= TASK OBJECTIVE =
For each line below that includes the word "быть", make a copy.

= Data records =
start

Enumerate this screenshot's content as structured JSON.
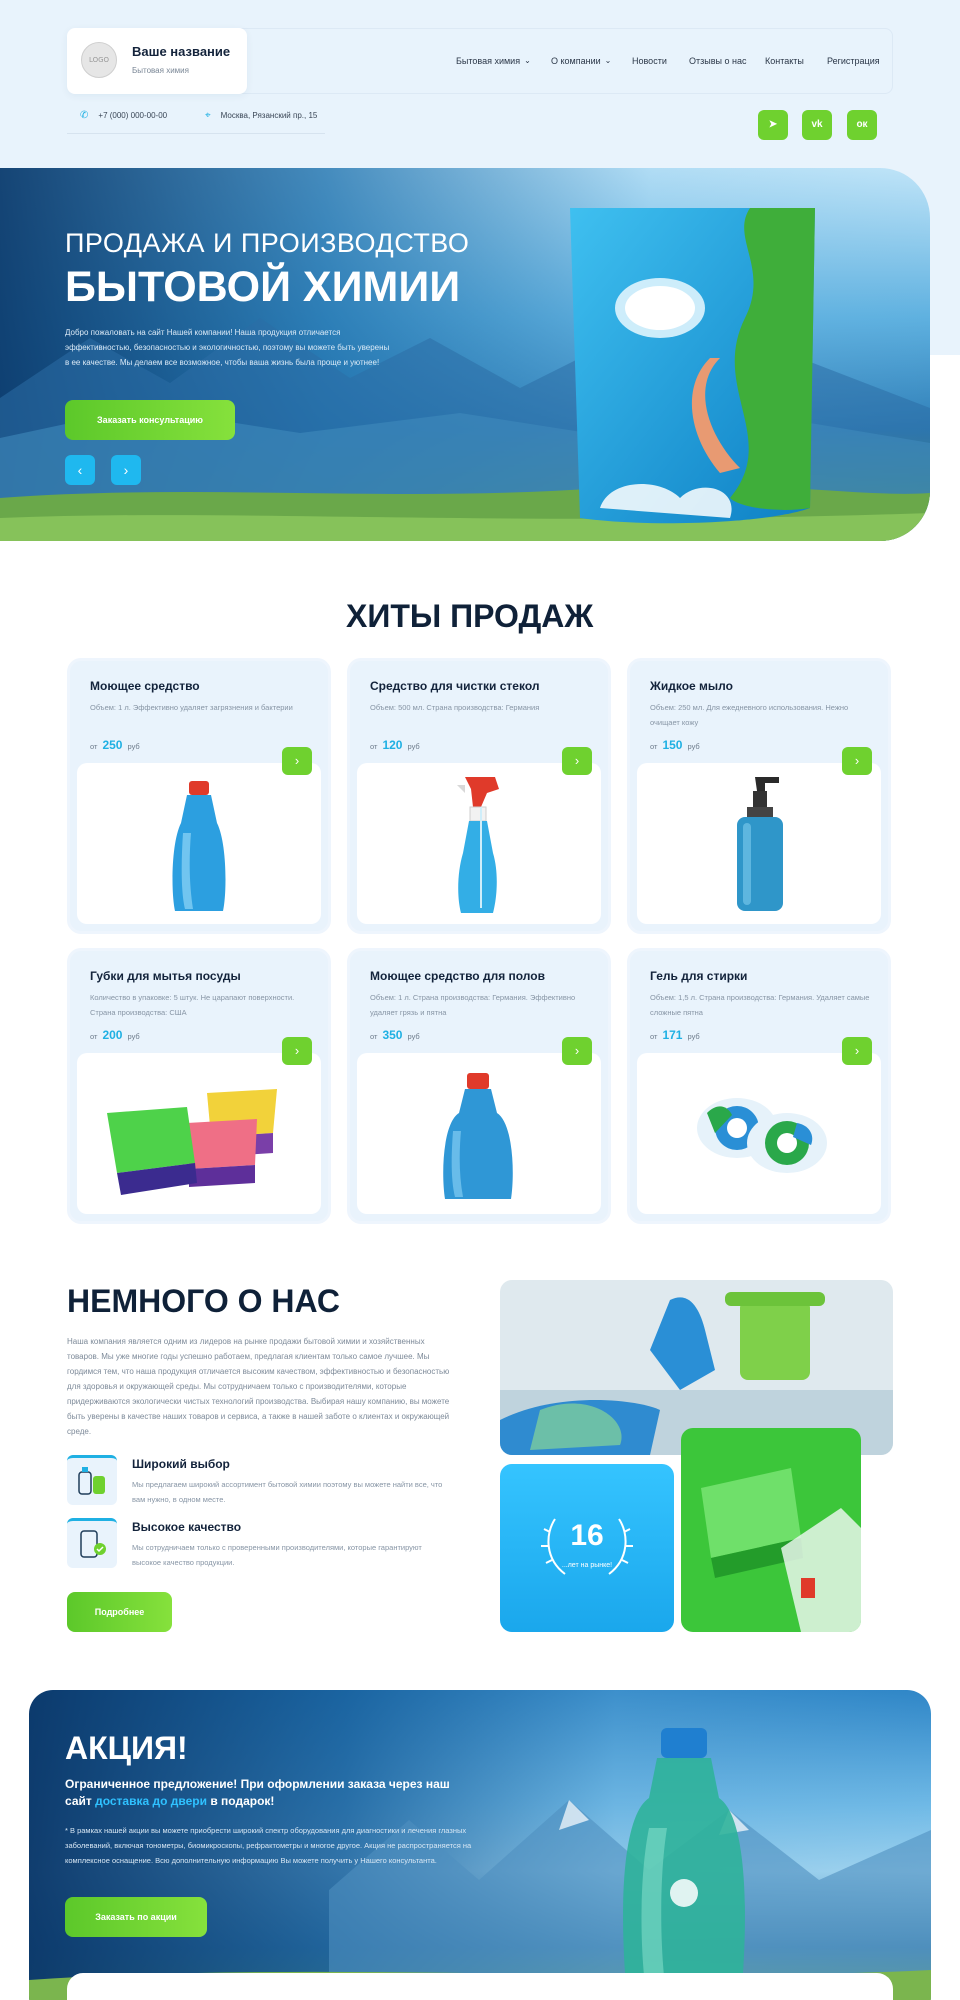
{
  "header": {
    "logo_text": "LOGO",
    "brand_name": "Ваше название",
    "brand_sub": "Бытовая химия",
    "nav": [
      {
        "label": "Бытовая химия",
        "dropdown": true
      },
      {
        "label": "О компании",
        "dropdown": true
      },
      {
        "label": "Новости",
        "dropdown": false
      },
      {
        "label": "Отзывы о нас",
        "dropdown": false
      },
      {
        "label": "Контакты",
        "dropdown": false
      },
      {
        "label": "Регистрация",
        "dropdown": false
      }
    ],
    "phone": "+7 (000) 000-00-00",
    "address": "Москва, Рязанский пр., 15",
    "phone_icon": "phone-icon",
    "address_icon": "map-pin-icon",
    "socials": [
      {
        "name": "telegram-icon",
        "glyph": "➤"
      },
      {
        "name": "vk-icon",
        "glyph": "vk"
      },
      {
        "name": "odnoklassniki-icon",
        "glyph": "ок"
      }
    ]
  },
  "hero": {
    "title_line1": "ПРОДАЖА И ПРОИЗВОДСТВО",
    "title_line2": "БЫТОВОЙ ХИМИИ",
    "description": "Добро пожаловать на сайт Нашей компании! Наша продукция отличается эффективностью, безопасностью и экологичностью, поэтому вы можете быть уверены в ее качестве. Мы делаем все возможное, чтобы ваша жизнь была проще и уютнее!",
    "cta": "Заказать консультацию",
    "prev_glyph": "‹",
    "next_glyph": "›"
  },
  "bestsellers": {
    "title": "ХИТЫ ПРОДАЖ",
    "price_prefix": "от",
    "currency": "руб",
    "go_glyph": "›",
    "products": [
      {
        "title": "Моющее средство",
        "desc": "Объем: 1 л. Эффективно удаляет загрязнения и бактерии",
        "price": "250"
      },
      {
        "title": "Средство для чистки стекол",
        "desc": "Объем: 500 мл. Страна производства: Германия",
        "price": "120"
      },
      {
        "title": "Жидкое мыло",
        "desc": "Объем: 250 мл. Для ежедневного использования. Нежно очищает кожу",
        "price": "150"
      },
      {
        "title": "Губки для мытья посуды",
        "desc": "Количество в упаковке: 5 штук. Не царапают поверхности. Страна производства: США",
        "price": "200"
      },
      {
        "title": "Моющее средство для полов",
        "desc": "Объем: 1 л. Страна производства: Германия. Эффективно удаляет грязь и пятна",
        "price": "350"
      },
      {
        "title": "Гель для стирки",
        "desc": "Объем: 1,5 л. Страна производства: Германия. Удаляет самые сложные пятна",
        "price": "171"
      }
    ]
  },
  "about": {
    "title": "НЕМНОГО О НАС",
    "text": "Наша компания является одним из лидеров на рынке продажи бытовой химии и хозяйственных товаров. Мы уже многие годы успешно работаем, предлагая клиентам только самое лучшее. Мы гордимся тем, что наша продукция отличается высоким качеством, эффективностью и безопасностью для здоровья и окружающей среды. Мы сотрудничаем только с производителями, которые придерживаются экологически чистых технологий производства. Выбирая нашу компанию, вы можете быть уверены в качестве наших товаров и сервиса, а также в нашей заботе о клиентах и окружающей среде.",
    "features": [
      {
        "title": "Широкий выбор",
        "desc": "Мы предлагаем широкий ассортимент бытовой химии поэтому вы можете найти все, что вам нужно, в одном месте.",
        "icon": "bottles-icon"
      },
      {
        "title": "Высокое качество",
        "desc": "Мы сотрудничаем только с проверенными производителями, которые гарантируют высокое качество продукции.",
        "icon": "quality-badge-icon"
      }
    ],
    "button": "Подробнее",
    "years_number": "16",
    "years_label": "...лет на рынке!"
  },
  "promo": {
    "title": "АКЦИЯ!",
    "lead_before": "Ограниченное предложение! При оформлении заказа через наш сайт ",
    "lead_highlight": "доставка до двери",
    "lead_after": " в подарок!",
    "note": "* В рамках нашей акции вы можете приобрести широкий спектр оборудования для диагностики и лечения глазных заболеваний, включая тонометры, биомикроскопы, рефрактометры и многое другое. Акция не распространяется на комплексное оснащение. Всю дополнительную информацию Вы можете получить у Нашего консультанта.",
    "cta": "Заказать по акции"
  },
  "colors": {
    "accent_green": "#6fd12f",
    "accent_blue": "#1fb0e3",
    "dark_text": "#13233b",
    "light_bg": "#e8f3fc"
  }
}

end
start

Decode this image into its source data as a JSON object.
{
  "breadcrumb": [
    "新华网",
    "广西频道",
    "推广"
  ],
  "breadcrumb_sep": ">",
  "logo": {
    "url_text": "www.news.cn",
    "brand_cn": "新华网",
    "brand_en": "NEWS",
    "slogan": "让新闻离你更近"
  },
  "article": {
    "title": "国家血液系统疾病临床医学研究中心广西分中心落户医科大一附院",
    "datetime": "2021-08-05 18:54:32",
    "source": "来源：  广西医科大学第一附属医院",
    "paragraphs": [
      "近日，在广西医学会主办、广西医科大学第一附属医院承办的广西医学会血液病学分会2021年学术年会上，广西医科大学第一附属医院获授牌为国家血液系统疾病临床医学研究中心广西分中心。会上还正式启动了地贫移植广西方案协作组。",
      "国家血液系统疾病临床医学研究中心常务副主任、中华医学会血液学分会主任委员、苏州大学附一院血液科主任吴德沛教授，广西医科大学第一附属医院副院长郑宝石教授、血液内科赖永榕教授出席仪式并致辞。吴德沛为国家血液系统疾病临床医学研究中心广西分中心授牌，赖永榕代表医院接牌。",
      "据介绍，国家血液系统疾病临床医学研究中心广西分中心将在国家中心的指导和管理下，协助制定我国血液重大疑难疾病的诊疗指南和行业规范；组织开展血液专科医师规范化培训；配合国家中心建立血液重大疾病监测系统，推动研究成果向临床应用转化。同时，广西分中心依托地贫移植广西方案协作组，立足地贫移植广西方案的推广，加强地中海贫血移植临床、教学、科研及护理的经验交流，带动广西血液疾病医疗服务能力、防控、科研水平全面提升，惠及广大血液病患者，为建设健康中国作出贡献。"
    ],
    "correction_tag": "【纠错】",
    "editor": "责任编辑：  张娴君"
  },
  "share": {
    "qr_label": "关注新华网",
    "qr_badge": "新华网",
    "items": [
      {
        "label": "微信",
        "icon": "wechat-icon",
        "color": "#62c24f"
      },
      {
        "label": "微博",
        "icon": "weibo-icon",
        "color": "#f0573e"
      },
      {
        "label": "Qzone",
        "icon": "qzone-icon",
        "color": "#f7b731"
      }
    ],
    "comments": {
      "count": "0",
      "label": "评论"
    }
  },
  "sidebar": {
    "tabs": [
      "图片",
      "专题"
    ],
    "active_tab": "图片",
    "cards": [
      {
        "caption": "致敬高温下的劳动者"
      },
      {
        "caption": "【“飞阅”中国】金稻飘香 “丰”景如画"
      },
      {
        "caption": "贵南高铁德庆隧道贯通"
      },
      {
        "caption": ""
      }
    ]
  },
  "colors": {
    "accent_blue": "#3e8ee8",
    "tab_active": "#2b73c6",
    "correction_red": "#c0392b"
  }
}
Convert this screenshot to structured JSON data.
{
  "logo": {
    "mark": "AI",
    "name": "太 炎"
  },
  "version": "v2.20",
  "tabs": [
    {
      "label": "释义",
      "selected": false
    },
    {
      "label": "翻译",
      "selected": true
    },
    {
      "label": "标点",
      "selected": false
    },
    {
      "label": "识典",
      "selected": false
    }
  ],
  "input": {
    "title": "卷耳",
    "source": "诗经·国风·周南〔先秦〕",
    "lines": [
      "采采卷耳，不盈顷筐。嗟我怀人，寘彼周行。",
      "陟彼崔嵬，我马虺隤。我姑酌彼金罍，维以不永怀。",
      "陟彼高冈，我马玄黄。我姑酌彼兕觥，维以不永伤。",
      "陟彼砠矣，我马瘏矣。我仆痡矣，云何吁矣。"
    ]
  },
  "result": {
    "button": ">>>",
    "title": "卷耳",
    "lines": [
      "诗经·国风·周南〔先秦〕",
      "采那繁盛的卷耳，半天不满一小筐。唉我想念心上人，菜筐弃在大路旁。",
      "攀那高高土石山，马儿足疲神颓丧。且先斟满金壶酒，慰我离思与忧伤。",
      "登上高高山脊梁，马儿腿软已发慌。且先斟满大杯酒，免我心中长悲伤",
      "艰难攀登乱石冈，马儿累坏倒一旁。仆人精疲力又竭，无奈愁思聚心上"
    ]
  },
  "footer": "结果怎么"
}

end

= RESPONSE =
    "description": "Добро пожаловать на сайт Нашей компании! Наша продукция отличается эффективностью, безопасностью и экологичностью, поэтому вы можете быть уверены в ее качестве. Мы делаем все возможное, чтобы ваша жизнь была проще и уютнее!",
    "text": "Наша компания является одним из лидеров на рынке продажи бытовой химии и хозяйственных товаров. Мы уже многие годы успешно работаем, предлагая клиентам только самое лучшее. Мы гордимся тем, что наша продукция отличается высоким качеством, эффективностью и безопасностью для здоровья и окружающей среды. Мы сотрудничаем только с производителями, которые придерживаются экологически чистых технологий производства. Выбирая нашу компанию, вы можете быть уверены в качестве наших товаров и сервиса, а также в нашей заботе о клиентах и окружающей среде.",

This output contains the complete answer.